Главная | Обратная связь | Поможем написать вашу работу!
МегаЛекции

Влечение к смерти




Примеры, которые мы уже разобрали, не случайно столь просты; напоследок давайте рассмотрим сцену, в которой хичкоковский монтаж является частью более сложного целого. Это сцена из " Саботажа", где Сильвия Сидни убивает Оскара Гомолку. Двое героев вместе ужинают дома; незадолго до этого узнав, что ее муж, Оскар – " саботажник", повинный в смерти ее младшего брата, который взорвался вместе со своим автобусом, Сильвия все еще пребывает в шоке. Когда она ставит на стол поднос с овощами, лежащий на подносе нож словно притягивает ее. Как будто ее рука против ее воли принуждена схватить его; в конце концов она все же не решается. Оскар, поддерживавший до этого обыденную, пустую застольную беседу, понимает, что нож гипнотизирует Сильвию, и это – прямая угроза ему. Он встает и, огибая стол, подходит к ней. Когда они стоят лицом к лицу, он протягивает руку к ножу, но она, не дав ему завершить жеста, хватает нож. Камера подъезжает ближе, показывая только их лица и плечи, так что рук не видно. Внезапно Оскар падает, испустив короткий крик – нам непонятно, Сильвия ли ударила его, или он сам в суицидальном порыве бросился на нож.

Прежде всего заслуживает внимания то, как из пересечения двух угрожающих жестов возникает акт убийства. И Сильвия, бросающаяся вперед с ножом, и Оскар, кидающийся на нож, подпадают под лакановское определение угрожающего жеста: это не прерванный жест, т. е. жест, который должен был быть завершен, но остановлен извне. Напротив, это тот жест, который с самого начала не предполагал завершения, который не должен был достичь финала. Сама структура угрожающего жеста, таким образом – структура театрального, истерического действия, разорванный жест, препятствующий самому себе; жест, незавершенный не по вине некой внешней помехи, а потому, что сам он выражает противоречивое, конфликтующее с самим собою желание – в нашем случае Желание Сильвии ударить Оскара и в то же время запрет на исполнение этого желания. Движение Оскара (когда, догадавшись о ее намерениях, он идет навстречу ей) тоже противоречиво, разорвано на его желание (" самосохранения" ) отнять у нее нож и успокоить ее, и его же " мазохистское" желание броситься на нож, обусловленное давящим чувством вины. Значит, успешное действие (убийство Оскара) вытекает из встречи двух ошибочных, противоречивых, расколотых желаний. Ее желание ударить его сталкивается с его желанием быть наказанным и, в пределе, убитым. Разумеется, Оскар подходит к Сильвии, чтобы защититься, но это движение поддерживается в то же время его желанием смерти, так что, в конце концов, неважно, кто из двоих " действительно" совершил роковой жест (она ударила его или он бросился на лезвие? ). " Убийство" происходит из пересечения, совпадения его и ее желаний.

::::

• Задание:
Ответьте кратко по фрагменту о сцене из «Саботажа»:
1. Какой предмет лежит на подносе с овощами, который Сильвия ставит на стол?
2. Как погиб младший брат Сильвии?
3. Чье определение угрожающего жеста приводится в тексте?

(Записи из источника данных)
::::

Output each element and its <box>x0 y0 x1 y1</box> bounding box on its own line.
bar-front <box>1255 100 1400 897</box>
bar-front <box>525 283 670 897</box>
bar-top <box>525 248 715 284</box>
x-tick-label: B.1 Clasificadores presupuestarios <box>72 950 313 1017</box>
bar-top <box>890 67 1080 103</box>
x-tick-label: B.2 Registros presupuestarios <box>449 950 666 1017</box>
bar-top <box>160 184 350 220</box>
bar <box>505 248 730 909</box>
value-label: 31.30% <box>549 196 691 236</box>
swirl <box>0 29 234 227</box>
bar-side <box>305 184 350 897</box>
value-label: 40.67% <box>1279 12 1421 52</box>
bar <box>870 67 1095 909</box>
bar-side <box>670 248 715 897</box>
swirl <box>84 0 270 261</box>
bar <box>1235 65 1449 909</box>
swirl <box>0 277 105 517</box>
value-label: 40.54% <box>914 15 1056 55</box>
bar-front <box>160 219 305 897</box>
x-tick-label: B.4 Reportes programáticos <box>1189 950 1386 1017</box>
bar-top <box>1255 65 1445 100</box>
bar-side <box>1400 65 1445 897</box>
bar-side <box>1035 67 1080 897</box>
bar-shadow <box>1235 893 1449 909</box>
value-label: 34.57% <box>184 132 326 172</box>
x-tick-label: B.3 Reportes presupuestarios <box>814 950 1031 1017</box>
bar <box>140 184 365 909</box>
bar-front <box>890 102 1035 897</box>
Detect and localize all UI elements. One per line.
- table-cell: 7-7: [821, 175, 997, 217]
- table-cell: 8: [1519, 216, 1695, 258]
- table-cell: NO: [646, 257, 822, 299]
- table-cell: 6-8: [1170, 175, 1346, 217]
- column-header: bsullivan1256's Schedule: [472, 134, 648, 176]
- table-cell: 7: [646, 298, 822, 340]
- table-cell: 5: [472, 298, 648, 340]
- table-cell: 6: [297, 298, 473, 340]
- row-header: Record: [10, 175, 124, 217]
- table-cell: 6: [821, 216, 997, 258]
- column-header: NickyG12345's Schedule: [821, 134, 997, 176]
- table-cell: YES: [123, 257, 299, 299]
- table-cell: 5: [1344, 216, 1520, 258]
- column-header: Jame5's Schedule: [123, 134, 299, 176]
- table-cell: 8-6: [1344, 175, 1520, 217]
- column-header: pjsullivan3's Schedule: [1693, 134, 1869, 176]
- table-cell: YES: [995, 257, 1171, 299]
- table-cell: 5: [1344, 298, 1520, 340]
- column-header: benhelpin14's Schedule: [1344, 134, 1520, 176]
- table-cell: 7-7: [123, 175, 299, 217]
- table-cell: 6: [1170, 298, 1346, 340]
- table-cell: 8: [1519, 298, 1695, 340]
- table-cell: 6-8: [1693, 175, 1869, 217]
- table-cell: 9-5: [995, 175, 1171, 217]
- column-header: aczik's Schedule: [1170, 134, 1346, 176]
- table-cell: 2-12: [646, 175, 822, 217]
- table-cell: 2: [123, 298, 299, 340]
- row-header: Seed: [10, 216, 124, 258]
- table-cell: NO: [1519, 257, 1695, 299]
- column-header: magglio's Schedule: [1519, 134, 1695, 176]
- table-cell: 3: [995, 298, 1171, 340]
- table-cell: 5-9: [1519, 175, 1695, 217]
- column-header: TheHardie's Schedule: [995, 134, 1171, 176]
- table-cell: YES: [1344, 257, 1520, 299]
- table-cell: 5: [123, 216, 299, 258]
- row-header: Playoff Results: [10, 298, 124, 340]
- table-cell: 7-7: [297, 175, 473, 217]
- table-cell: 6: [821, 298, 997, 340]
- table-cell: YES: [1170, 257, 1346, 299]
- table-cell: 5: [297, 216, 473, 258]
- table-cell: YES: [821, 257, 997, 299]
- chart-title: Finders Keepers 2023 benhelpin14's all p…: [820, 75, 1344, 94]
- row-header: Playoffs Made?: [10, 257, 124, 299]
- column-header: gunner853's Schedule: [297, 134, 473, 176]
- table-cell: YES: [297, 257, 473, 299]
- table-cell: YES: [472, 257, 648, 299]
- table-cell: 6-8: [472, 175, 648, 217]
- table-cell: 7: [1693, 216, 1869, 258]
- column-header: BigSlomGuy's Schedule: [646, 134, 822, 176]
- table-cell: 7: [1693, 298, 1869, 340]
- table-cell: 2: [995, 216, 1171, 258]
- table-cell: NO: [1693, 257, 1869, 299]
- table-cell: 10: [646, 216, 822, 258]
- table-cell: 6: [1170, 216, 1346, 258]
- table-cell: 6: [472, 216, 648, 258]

::::

• Ответ:
1. Нож.
2. Он взорвался вместе со своим автобусом.
3. Лакановское, то есть определение Лакана.